▶ [Data for the task]
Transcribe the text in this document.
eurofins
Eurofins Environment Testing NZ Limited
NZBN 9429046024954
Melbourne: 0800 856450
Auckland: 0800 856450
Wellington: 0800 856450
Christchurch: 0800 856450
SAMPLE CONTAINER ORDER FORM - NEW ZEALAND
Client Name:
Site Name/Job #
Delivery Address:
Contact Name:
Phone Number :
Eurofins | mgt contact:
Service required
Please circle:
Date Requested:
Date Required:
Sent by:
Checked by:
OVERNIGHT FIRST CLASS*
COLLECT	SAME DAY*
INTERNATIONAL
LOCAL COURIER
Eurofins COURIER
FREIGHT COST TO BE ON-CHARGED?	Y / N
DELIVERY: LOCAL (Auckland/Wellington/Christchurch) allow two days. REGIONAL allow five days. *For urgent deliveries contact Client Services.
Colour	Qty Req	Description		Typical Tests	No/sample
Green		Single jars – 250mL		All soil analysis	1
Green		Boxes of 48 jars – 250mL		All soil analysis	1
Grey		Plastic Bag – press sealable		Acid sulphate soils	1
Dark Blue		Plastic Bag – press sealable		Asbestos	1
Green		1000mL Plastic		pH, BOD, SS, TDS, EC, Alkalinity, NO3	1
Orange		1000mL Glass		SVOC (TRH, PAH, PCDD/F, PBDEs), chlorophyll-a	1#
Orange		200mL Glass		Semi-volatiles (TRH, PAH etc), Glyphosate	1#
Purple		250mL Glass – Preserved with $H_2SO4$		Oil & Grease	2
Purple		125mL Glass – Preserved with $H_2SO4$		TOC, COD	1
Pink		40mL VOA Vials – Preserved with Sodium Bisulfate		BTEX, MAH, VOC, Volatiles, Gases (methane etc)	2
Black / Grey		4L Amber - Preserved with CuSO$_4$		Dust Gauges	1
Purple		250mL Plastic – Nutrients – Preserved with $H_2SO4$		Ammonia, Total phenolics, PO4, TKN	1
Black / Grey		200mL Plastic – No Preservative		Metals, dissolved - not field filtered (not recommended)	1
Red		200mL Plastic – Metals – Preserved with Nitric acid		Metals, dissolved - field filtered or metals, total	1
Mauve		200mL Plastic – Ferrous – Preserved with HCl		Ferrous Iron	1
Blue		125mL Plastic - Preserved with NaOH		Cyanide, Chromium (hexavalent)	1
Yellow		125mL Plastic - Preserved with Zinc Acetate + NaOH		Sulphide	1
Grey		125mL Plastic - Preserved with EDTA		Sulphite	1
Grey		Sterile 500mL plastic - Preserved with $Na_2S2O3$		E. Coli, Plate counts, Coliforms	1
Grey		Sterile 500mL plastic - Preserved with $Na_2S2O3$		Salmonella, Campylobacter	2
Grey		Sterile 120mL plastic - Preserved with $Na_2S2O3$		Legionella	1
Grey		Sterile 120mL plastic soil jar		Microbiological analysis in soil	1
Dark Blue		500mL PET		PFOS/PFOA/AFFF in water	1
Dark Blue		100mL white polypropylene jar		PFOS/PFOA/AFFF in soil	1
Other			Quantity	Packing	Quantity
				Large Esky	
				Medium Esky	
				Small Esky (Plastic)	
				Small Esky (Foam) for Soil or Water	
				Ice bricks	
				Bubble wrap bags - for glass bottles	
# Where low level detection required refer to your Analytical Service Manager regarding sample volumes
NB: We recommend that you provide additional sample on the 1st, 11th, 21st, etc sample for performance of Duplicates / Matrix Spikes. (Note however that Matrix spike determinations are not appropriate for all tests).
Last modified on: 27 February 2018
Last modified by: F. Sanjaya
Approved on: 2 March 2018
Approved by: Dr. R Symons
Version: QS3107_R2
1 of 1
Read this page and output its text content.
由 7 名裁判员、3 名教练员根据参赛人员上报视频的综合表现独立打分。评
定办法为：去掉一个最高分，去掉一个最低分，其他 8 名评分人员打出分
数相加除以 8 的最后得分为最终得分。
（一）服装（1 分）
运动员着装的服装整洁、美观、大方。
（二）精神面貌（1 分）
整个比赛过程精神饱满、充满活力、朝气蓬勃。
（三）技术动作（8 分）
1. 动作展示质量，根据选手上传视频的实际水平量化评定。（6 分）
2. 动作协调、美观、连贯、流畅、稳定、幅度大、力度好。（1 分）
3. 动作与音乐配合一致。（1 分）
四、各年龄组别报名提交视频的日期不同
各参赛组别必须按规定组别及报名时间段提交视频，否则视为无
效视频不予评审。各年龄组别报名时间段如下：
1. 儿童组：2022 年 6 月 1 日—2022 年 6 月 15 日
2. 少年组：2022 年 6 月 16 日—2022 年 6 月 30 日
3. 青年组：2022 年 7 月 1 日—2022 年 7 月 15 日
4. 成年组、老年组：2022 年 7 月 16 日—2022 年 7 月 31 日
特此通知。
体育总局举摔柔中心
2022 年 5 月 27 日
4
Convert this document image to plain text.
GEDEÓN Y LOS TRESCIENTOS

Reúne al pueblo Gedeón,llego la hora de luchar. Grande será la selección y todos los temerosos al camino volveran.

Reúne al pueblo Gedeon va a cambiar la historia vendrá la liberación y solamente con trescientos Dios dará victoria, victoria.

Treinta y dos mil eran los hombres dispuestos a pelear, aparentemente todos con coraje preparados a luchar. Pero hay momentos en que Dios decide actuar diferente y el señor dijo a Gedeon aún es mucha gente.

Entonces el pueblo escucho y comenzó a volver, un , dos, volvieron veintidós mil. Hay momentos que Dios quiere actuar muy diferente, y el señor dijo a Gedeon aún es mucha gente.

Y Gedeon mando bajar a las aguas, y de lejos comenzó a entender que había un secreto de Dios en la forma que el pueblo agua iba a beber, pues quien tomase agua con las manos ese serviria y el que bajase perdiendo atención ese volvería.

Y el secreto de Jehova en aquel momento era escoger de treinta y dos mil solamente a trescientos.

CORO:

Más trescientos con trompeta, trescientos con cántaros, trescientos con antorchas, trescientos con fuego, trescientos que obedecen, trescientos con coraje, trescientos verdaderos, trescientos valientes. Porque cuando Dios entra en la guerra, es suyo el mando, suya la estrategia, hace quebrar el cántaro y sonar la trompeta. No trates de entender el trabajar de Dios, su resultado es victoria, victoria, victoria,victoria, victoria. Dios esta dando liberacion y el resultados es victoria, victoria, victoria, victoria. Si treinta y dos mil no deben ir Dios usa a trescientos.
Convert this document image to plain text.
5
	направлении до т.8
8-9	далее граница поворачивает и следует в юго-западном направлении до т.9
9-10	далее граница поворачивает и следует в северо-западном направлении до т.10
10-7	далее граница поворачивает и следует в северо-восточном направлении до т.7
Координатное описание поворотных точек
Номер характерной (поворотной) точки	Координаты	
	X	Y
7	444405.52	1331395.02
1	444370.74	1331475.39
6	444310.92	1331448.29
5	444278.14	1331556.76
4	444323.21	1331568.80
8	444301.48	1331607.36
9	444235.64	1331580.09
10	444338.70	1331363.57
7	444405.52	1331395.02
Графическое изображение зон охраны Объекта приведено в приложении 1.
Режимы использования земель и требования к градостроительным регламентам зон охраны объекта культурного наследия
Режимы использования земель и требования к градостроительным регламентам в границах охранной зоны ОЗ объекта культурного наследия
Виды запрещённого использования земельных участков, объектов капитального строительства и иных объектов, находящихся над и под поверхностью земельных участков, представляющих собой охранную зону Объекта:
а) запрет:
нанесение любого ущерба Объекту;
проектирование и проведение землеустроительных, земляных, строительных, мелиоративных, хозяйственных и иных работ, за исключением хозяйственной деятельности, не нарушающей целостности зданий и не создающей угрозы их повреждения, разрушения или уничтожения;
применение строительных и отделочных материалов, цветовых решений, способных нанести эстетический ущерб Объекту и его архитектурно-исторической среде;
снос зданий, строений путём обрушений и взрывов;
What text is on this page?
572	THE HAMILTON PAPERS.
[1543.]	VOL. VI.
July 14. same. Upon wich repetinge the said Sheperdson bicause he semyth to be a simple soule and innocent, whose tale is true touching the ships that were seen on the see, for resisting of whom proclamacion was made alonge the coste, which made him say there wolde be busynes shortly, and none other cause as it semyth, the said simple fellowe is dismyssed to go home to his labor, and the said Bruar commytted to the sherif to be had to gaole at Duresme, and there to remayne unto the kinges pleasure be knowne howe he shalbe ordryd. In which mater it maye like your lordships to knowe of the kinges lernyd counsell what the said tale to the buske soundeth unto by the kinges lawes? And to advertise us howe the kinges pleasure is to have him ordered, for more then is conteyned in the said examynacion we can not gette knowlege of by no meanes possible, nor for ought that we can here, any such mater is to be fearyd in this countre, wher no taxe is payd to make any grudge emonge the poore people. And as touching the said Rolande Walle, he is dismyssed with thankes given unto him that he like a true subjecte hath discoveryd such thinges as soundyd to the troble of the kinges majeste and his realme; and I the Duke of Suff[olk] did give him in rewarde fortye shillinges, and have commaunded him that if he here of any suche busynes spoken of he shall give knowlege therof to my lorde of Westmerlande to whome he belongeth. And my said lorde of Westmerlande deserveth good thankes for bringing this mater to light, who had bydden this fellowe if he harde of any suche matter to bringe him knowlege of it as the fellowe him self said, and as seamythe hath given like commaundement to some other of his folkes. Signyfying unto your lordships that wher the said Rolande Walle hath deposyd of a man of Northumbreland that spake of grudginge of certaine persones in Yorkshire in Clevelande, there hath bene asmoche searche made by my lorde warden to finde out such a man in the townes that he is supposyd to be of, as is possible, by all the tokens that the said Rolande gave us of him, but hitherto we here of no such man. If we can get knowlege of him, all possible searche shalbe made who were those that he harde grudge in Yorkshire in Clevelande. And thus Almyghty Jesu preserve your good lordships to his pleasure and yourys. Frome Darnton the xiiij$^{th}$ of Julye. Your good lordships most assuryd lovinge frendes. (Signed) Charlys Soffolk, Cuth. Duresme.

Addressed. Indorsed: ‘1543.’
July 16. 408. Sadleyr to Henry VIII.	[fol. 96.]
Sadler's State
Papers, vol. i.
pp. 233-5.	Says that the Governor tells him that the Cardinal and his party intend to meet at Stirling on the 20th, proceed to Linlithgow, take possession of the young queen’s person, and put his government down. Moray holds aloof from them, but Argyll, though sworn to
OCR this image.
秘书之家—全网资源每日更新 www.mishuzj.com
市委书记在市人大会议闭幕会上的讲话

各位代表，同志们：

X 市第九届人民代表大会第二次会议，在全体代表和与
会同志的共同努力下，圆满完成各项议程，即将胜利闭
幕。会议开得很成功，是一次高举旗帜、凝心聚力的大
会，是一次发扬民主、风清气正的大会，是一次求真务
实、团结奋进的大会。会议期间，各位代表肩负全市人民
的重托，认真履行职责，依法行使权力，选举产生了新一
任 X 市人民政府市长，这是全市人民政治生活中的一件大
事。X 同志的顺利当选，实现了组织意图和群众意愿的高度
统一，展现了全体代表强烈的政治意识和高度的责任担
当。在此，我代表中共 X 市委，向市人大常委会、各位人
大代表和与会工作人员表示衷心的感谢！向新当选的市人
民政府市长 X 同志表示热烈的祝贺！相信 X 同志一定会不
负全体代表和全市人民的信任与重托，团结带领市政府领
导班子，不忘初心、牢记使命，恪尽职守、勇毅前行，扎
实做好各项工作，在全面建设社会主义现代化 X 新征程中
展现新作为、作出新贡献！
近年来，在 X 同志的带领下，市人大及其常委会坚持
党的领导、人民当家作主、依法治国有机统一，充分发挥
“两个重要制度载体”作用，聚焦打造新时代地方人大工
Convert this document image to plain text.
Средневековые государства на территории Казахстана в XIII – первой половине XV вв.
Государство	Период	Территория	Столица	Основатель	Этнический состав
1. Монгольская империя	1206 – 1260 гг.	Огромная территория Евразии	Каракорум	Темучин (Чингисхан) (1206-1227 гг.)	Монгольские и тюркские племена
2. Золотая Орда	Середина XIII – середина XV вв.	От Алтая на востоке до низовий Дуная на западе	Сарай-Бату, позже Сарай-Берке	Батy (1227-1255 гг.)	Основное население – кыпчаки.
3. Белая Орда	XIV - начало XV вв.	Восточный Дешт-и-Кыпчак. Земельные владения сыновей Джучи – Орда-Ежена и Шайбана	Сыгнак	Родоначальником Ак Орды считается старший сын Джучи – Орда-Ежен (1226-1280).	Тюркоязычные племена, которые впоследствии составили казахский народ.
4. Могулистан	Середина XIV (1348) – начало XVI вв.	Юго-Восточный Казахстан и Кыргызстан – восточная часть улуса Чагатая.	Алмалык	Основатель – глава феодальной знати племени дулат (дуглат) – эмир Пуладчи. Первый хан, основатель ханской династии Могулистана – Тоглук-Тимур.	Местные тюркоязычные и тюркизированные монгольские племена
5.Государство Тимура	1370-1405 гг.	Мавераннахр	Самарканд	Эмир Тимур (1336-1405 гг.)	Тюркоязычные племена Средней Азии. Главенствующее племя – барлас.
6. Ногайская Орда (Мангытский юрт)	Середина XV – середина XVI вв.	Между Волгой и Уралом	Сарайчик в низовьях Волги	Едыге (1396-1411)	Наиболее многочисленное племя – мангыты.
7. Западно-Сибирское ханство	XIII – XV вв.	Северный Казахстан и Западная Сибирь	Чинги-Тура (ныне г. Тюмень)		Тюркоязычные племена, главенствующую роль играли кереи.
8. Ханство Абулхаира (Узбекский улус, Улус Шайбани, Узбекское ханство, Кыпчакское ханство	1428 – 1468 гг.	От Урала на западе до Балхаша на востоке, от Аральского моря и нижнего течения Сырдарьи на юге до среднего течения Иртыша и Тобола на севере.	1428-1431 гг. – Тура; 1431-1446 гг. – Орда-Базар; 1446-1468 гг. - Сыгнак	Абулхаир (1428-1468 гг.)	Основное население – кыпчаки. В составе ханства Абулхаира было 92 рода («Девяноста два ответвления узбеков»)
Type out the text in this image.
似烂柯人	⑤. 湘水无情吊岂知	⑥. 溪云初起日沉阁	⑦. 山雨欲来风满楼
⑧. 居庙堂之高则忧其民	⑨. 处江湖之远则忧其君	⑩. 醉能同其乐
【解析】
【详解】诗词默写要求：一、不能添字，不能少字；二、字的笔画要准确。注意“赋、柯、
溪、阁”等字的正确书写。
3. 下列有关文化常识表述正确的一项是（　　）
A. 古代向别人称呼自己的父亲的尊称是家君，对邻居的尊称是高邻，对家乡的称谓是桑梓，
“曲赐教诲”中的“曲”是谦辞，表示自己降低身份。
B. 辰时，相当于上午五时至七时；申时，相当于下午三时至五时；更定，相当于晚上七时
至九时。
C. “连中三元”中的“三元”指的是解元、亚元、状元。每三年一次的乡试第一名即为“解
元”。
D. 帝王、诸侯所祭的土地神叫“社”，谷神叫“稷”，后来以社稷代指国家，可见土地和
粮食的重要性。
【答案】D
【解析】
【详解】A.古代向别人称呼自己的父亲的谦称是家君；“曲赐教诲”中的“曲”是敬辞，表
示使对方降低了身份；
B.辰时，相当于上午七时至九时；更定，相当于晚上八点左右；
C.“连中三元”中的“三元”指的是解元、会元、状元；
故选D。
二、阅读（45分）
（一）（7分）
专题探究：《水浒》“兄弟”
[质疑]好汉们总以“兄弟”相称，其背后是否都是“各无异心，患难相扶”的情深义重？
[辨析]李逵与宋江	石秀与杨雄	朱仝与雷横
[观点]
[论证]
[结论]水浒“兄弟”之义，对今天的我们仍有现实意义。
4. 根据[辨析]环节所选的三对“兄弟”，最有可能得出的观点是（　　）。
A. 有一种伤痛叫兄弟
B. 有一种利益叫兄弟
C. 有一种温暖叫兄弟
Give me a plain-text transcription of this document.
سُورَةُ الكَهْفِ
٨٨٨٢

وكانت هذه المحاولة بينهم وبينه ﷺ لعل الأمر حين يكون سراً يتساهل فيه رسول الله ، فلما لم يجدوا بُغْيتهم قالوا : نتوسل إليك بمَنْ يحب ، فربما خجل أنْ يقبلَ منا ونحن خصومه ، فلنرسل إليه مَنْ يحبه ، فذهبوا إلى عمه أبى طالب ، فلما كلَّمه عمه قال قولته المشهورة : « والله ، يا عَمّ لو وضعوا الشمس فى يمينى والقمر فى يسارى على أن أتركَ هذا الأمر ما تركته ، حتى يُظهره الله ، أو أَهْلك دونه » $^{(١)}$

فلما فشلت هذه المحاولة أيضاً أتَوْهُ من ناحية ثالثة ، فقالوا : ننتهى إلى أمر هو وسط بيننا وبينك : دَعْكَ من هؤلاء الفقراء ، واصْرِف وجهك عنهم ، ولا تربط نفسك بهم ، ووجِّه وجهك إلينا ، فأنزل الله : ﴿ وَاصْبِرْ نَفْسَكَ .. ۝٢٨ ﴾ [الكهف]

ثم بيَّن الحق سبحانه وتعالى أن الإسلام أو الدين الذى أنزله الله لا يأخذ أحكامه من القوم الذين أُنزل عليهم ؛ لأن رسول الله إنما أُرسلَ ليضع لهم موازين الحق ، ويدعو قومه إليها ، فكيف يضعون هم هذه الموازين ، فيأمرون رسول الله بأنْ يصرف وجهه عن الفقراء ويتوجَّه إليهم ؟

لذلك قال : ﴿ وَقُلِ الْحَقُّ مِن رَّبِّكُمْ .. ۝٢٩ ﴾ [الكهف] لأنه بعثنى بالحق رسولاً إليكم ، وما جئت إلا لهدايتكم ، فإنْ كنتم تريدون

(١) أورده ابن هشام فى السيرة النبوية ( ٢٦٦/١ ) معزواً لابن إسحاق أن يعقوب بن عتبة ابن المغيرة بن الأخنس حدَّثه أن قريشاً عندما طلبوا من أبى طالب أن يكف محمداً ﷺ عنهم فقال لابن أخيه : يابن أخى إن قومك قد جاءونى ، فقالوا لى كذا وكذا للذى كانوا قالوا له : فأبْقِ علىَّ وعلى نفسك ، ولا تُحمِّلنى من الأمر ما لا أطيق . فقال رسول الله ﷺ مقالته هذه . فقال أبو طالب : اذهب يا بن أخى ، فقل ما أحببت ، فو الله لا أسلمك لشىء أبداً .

▶ [Task details]
Return the lines of the records that include the string "jars".

▶ [Finished exercise]
Green		Single jars – 250mL		All soil analysis	1
Green		Boxes of 48 jars – 250mL		All soil analysis	1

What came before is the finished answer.